--- READING PASSAGE ---
I’m sure you’ve all heard about enough concerning these overachievers, but picture what it must have been like in that oppressive society. The majority of the people didn’t have the time to keep up with all of those practices, and the Pharisees had a name for them – sinners. Can you see how such an approach could be burdensome? They created a list of rules and rituals, then they kept track of the GPA. They probably published weekly standards for holiness, and turned holiness into a religious weightlifting competition. But the regular people were getting crushed with demands. These religious leaders were supposed to be shepherds who keep the flock safe, but they had become neighborhood bullies, picking on the wounded and piling on the weak. 

 

You wonder how this could be, but religion can be great for those who are the overachievers. It offers a pecking order, a set standard. There’s something very appealing about a system that lets you measure how good you are. Religion gives you a sense of superiority like having the high GPA or like a guy at the gym who keeps adding more weight to the bar and grunts loud enough that everyone in the gym can see how much he can lift. But even for us who are overachievers, isn’t there a point when we recognize that our best is not good enough when it comes to our besetting sins? Those areas of weakness — be it anger, greed, pride, addictive negative thinking, unforgiveness, lust, lovelessness. Then each rule broken is an extra weight on our back in terms of failed expectations. It’s a high bar and you’re too weighed down to even try to get over.

 

Do you ever get to that point from time to time? If so, there’s great news for you in today’s Gospel. Jesus came to take the weight of religion off us, and in today’s lesson He does it in a stunning way! Many of His listeners were worried: was He a revolutionary or an authentic Jewish prophet Who revered the Torah – God’s law – and He addresses it head-on in our text:

 

Do not think that I have come to abolish the law or the prophets; I have not come to abolish them, but to fulfill them… For I tell you that unless your righteousness surpasses that of the Pharisees and the teachers of the law, you will certainly not enter the Kingdom of Heaven.
--- MATERIAL ---
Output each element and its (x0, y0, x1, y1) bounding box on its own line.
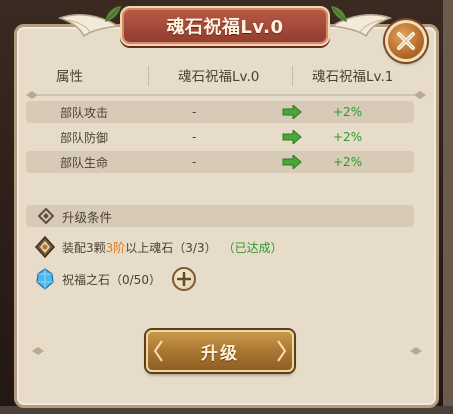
page-title: 魂石祝福Lv.0 (166, 17, 284, 38)
soulstone-icon (34, 236, 56, 258)
requirement-suffix: 以上魂石（3/3） (125, 240, 217, 255)
attribute-next-value: +2% (333, 155, 363, 169)
close-button[interactable] (385, 20, 427, 62)
green-arrow-right-icon (282, 155, 302, 169)
close-icon (397, 32, 415, 50)
upgrade-conditions-label: 升级条件 (62, 209, 113, 225)
attribute-name: 部队攻击 (60, 105, 109, 120)
upgrade-button-label: 升级 (201, 343, 239, 364)
attribute-name: 部队生命 (60, 155, 109, 170)
divider-ornament-right (410, 347, 422, 355)
attribute-name: 部队防御 (60, 130, 109, 145)
attribute-current-value: - (192, 130, 197, 144)
requirement-soulstone: 装配3颗 3阶 以上魂石（3/3） （已达成） (34, 234, 283, 260)
button-ornament-left (153, 340, 163, 362)
attribute-table-header: 属性 魂石祝福Lv.0 魂石祝福Lv.1 (28, 62, 416, 88)
column-header-attribute: 属性 (56, 69, 83, 85)
column-divider (148, 66, 149, 86)
plus-icon (177, 272, 191, 286)
table-row: 部队攻击 - +2% (26, 101, 414, 123)
add-material-button[interactable] (172, 267, 196, 291)
table-row: 部队生命 - +2% (26, 151, 414, 173)
blue-crystal-icon (36, 268, 54, 290)
attribute-current-value: - (192, 155, 197, 169)
green-arrow-right-icon (282, 130, 302, 144)
upgrade-conditions-header: 升级条件 (26, 205, 414, 227)
requirement-status: （已达成） (222, 240, 283, 255)
requirement-tier: 3阶 (105, 240, 126, 255)
green-arrow-right-icon (282, 105, 302, 119)
column-header-current-level: 魂石祝福Lv.0 (178, 69, 260, 85)
diamond-rune-icon (38, 208, 54, 224)
attribute-current-value: - (192, 105, 197, 119)
header-divider (26, 91, 426, 99)
requirement-prefix: 装配3颗 (62, 240, 106, 255)
title-banner: 魂石祝福Lv.0 (120, 6, 330, 46)
upgrade-button[interactable]: 升级 (146, 330, 294, 372)
attribute-next-value: +2% (333, 130, 363, 144)
column-header-next-level: 魂石祝福Lv.1 (312, 69, 394, 85)
background-strip (443, 0, 453, 414)
table-row: 部队防御 - +2% (26, 126, 414, 148)
column-divider (292, 66, 293, 86)
button-ornament-right (277, 340, 287, 362)
material-label: 祝福之石（0/50） (62, 272, 161, 287)
requirement-blessing-stone: 祝福之石（0/50） (34, 266, 161, 292)
attribute-next-value: +2% (333, 105, 363, 119)
divider-ornament-left (32, 347, 44, 355)
leaf-decoration-right (331, 6, 347, 22)
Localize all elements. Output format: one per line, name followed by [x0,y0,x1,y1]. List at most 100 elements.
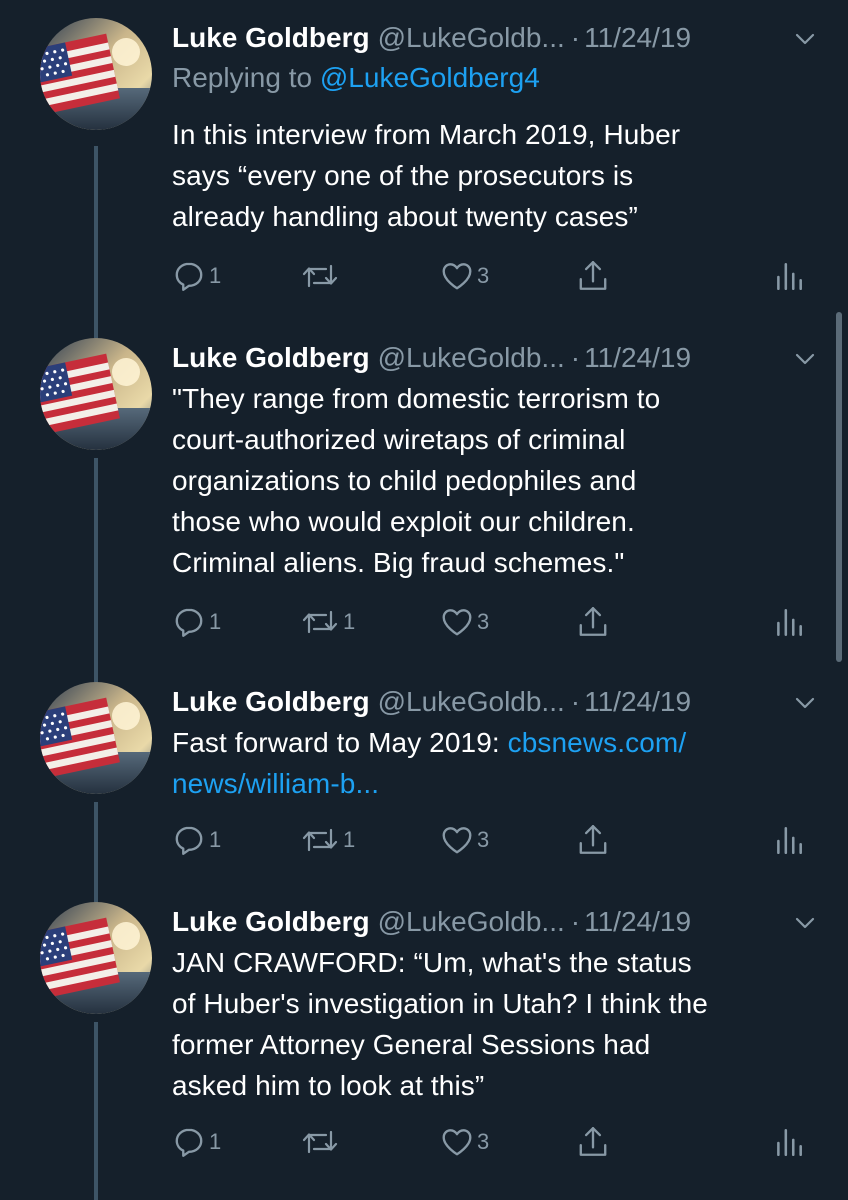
tweet-text-prefix: Fast forward to May 2019: [172,727,508,758]
like-button[interactable]: 3 [440,820,489,860]
share-button[interactable] [576,256,610,296]
tweet-text-line: court-authorized wiretaps of criminal [172,424,626,455]
reply-count: 1 [209,827,222,852]
tweet-text-line: already handling about twenty cases” [172,201,638,232]
like-count: 3 [477,1129,490,1154]
tweet-thread: Luke Goldberg @LukeGoldb... · 11/24/19 Repl… [0,0,848,1200]
tweet-date[interactable]: 11/24/19 [584,906,691,937]
reply-button[interactable]: 1 [172,256,221,296]
analytics-button[interactable] [772,602,806,642]
avatar[interactable] [40,18,152,130]
separator-dot: · [570,342,581,373]
avatar[interactable] [40,902,152,1014]
tweet-date[interactable]: 11/24/19 [584,342,691,373]
like-count: 3 [477,827,490,852]
share-icon [576,823,610,857]
reply-count: 1 [209,609,222,634]
replying-to-label: Replying to [172,62,320,93]
like-button[interactable]: 3 [440,256,489,296]
thread-connector-line [94,458,98,688]
heart-icon [440,823,474,857]
chevron-down-icon[interactable] [794,692,816,714]
thread-connector-line [94,1022,98,1200]
like-button[interactable]: 3 [440,602,489,642]
like-count: 3 [477,609,490,634]
reply-icon [172,1125,206,1159]
tweet-link[interactable]: cbsnews.com/ [508,727,687,758]
tweet-actions: 1 1 3 [172,602,822,642]
reply-icon [172,605,206,639]
analytics-icon [772,823,806,857]
tweet[interactable]: Luke Goldberg @LukeGoldb... · 11/24/19 Repl… [0,16,848,346]
tweet-header: Luke Goldberg @LukeGoldb... · 11/24/19 [172,336,822,380]
share-button[interactable] [576,820,610,860]
reply-icon [172,259,206,293]
reply-count: 1 [209,1129,222,1154]
display-name[interactable]: Luke Goldberg [172,686,370,717]
display-name[interactable]: Luke Goldberg [172,22,370,53]
user-handle[interactable]: @LukeGoldb... [378,22,565,53]
share-icon [576,1125,610,1159]
display-name[interactable]: Luke Goldberg [172,342,370,373]
separator-dot: · [570,22,581,53]
user-handle[interactable]: @LukeGoldb... [378,906,565,937]
tweet-text-line: In this interview from March 2019, Huber [172,119,681,150]
tweet-text-line: says “every one of the prosecutors is [172,160,634,191]
tweet-text: "They range from domestic terrorism to c… [172,378,822,583]
tweet-text: JAN CRAWFORD: “Um, what's the status of … [172,942,822,1106]
retweet-icon [300,824,340,856]
reply-button[interactable]: 1 [172,820,221,860]
tweet-text-line: organizations to child pedophiles and [172,465,637,496]
tweet[interactable]: Luke Goldberg @LukeGoldb... · 11/24/19 JAN … [0,900,848,1200]
analytics-icon [772,605,806,639]
analytics-button[interactable] [772,820,806,860]
thread-connector-line [94,802,98,910]
retweet-button[interactable]: 1 [300,820,355,860]
share-icon [576,605,610,639]
tweet-date[interactable]: 11/24/19 [584,22,691,53]
tweet-text-line: those who would exploit our children. [172,506,635,537]
share-button[interactable] [576,1122,610,1162]
heart-icon [440,605,474,639]
tweet-text: Fast forward to May 2019: cbsnews.com/ n… [172,722,822,804]
chevron-down-icon[interactable] [794,348,816,370]
like-button[interactable]: 3 [440,1122,489,1162]
tweet-text-line: of Huber's investigation in Utah? I thin… [172,988,708,1019]
share-icon [576,259,610,293]
avatar[interactable] [40,338,152,450]
tweet[interactable]: Luke Goldberg @LukeGoldb... · 11/24/19 Fast… [0,680,848,910]
tweet-text-line: asked him to look at this” [172,1070,485,1101]
thread-connector-line [94,146,98,346]
share-button[interactable] [576,602,610,642]
tweet-actions: 1 1 3 [172,820,822,860]
user-handle[interactable]: @LukeGoldb... [378,342,565,373]
tweet-link-continued[interactable]: news/william-b... [172,768,379,799]
tweet-text-line: former Attorney General Sessions had [172,1029,651,1060]
tweet-date[interactable]: 11/24/19 [584,686,691,717]
separator-dot: · [570,686,581,717]
analytics-button[interactable] [772,256,806,296]
chevron-down-icon[interactable] [794,28,816,50]
tweet[interactable]: Luke Goldberg @LukeGoldb... · 11/24/19 "The… [0,336,848,688]
scrollbar[interactable] [836,312,842,662]
heart-icon [440,259,474,293]
retweet-button[interactable]: 1 [300,602,355,642]
retweet-icon [300,260,340,292]
reply-count: 1 [209,263,222,288]
analytics-button[interactable] [772,1122,806,1162]
reply-button[interactable]: 1 [172,602,221,642]
retweet-count: 1 [343,827,356,852]
retweet-button[interactable] [300,256,343,296]
replying-to-mention[interactable]: @LukeGoldberg4 [320,62,540,93]
chevron-down-icon[interactable] [794,912,816,934]
user-handle[interactable]: @LukeGoldb... [378,686,565,717]
retweet-button[interactable] [300,1122,343,1162]
display-name[interactable]: Luke Goldberg [172,906,370,937]
tweet-text-line: news/william-b... [172,763,822,804]
tweet-header: Luke Goldberg @LukeGoldb... · 11/24/19 [172,680,822,724]
reply-button[interactable]: 1 [172,1122,221,1162]
tweet-header: Luke Goldberg @LukeGoldb... · 11/24/19 [172,16,822,60]
like-count: 3 [477,263,490,288]
heart-icon [440,1125,474,1159]
avatar[interactable] [40,682,152,794]
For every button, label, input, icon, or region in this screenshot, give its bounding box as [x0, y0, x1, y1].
---
JOBS ::
1. Answer from the sermon excerpt:
(a) What name did the Pharisees give to the people who lacked time to keep up with all the practices?
(b) The religious leaders were supposed to be shepherds; what does the sermon say they had become?
(c) In the quoted words, whose righteousness must yours surpass to enter the Kingdom of Heaven?
2. Resume the sermon excerpt from its final sentence and carry it on.
The lines have no connection to the sermon excerpt.

TASK-BY-TASK ANSWERS ::
1.
(a) Sinners.
(b) Neighborhood bullies, picking on the wounded and piling on the weak.
(c) That of the Pharisees and the teachers of the law.

2.
 

Don’t you know that last statement surely made the crowd sit up and take notice! He was calling out the Magnum Cum Laude fellows and telling them they had a flunking grade. They weren’t qualified for the Kingdom of Heaven. Jesus gives no leeway as He adds that the law is valid in every detail – to the crossing of the t’s and the dotting of the i’s. What must the crowd be thinking? How could an ordinary person’s righteousness every surpass that of the professional holy men – the Magna Cum Laudes? This is crazy!

 

But it doesn’t even stop there, as Jesus then brings to bear the ethical demands of the law. Taking the Torah as the starting point, Jesus pushed the law further than any Pharisee dared push it, further than any monk dared live it. Case in point – the fifth commandment – “Thou shalt not kill.” Every society has laws against murder, but no society has ever come up with anything like Jesus enlarged definition of murder:

 

“I tell you that anyone who is angry with his brother will be subject to judgment… anyone who says “You fool” will be in danger of the fire of hell.”

 

Growing up with a typical brother did you ever have a problem with this? Or can two sisters weather the storms of adolescence without relying on words such as “stupid” and “fool?”

 

One other case in point: every society also has taboos against sexual promiscuity. Inappropriate touching or subtle over-stepping can result in the loss of a job and efforts are being made to connect pornography with crimes against women. But no society has ever proposed a rule as strict as Jesus’:

 

“I tell you that anyone who looks at a woman lustfully has already committed adultery with her in his heart.  If your right eye causes you to sin, gouge it out and throw it away.  It is better for you to lose one part of your body than for you to be thrown in hell.”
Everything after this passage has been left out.